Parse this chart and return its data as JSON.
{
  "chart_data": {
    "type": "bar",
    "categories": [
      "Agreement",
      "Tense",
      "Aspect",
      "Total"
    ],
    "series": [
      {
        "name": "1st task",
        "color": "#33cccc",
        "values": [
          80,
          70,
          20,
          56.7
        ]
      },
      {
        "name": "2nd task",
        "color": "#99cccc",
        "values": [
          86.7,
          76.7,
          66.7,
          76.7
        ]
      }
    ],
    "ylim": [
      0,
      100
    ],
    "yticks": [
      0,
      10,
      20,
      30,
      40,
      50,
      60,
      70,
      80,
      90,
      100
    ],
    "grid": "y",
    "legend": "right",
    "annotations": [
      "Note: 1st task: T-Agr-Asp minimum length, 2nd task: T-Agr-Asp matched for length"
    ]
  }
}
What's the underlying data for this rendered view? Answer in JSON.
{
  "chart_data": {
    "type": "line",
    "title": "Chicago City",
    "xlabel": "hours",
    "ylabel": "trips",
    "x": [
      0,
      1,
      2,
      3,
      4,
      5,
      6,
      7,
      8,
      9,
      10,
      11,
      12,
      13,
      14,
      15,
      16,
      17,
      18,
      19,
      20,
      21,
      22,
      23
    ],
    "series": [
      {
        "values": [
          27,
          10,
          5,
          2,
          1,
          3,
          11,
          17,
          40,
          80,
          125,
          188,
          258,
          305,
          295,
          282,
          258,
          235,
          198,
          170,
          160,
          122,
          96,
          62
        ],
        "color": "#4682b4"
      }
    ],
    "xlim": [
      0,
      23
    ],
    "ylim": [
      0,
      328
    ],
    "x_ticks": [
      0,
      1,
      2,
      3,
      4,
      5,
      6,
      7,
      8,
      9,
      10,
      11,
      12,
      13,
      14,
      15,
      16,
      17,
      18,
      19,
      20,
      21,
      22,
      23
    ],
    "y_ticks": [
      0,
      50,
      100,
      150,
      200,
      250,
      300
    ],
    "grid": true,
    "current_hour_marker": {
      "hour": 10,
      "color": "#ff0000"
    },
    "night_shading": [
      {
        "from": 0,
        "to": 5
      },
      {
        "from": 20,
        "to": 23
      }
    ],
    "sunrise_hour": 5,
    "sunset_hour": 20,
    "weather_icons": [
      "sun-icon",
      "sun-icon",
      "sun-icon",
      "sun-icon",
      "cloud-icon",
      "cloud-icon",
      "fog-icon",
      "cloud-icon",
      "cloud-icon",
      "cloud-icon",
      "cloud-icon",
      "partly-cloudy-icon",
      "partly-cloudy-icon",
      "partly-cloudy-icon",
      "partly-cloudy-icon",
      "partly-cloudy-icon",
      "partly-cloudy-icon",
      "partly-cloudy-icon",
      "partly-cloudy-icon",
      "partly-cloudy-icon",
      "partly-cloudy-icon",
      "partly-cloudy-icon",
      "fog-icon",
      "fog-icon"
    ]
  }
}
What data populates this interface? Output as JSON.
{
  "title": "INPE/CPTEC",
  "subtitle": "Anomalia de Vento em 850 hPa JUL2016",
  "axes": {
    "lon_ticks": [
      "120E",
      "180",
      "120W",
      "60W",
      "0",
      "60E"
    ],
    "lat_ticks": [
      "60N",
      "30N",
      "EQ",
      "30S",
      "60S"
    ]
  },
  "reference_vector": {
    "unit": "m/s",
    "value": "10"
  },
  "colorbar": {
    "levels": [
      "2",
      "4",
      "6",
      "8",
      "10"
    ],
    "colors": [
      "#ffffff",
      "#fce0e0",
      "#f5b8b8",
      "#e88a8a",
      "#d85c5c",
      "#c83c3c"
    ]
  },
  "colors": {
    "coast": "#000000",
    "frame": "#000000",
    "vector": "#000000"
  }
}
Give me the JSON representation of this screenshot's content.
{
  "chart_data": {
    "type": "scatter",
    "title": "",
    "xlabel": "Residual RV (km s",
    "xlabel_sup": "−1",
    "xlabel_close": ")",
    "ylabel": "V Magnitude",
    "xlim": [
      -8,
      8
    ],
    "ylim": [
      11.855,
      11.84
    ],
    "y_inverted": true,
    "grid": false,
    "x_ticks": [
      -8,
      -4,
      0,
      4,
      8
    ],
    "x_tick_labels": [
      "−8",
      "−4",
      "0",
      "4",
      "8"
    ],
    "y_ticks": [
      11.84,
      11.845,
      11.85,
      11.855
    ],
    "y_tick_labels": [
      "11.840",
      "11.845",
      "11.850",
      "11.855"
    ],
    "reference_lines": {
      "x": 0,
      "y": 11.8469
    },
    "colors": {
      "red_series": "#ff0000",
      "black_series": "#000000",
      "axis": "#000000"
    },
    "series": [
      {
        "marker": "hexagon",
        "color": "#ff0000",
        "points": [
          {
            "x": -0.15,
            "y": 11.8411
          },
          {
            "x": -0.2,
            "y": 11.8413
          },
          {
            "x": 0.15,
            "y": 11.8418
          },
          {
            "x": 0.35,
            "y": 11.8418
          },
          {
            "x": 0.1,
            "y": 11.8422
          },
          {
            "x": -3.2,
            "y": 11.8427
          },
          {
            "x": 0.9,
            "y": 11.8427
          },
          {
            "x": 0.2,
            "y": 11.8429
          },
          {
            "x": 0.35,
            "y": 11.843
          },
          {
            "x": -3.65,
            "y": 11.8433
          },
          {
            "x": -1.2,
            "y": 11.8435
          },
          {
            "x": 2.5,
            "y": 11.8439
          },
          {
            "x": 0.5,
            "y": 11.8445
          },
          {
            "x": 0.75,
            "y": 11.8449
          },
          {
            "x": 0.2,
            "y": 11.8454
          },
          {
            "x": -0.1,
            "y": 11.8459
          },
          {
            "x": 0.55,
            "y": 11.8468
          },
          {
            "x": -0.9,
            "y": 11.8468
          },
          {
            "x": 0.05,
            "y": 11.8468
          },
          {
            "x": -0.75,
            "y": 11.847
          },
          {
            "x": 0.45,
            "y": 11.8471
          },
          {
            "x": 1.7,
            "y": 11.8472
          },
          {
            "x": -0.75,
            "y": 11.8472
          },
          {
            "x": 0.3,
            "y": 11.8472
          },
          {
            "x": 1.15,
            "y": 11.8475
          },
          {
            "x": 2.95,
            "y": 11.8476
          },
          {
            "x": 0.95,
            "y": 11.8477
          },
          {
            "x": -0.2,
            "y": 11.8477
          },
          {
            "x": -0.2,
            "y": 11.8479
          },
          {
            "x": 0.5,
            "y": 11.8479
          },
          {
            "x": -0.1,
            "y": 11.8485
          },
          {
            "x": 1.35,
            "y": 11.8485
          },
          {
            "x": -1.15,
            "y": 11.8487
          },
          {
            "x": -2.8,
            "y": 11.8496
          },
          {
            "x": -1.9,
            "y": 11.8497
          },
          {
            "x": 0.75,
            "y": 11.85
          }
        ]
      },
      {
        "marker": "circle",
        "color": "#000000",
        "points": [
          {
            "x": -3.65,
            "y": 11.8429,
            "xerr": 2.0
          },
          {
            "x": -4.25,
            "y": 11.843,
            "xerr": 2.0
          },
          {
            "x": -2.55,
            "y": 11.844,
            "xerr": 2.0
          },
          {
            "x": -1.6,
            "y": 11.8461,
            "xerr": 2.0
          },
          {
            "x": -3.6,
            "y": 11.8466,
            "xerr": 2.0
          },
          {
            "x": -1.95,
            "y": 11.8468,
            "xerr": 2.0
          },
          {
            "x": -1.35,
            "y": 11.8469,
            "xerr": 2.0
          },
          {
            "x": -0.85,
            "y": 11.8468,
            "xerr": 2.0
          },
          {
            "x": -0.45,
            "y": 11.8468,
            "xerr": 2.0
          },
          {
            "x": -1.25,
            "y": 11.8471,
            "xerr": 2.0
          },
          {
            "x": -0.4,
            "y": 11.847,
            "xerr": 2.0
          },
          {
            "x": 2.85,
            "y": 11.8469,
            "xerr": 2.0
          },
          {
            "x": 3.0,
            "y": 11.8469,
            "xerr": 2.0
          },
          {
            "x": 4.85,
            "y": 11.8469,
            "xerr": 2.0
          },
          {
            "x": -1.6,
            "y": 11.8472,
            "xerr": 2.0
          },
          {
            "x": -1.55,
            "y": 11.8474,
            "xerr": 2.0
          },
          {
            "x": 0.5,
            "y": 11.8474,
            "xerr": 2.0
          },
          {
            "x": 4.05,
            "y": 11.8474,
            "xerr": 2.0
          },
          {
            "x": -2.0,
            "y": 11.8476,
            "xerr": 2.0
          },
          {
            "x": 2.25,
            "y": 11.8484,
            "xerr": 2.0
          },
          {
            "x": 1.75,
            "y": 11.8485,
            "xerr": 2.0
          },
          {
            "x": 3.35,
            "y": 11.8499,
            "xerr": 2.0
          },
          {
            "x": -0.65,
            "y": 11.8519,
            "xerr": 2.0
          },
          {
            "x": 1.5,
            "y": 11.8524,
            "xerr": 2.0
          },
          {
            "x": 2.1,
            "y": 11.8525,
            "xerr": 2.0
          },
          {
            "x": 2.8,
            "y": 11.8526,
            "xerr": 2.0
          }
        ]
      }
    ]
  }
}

◇ ◇ ◇ ◇ ◇

(GOAL OF THE EXERCISE): Look through the listing above. Pick out each line with "this" and copy it.

(WRITTEN RESPONSE):
Parse this chart and return its data as JSON.
What's the underlying data for this rendered view? Answer in JSON.
What data populates this interface? Output as JSON.
Give me the JSON representation of this screenshot's content.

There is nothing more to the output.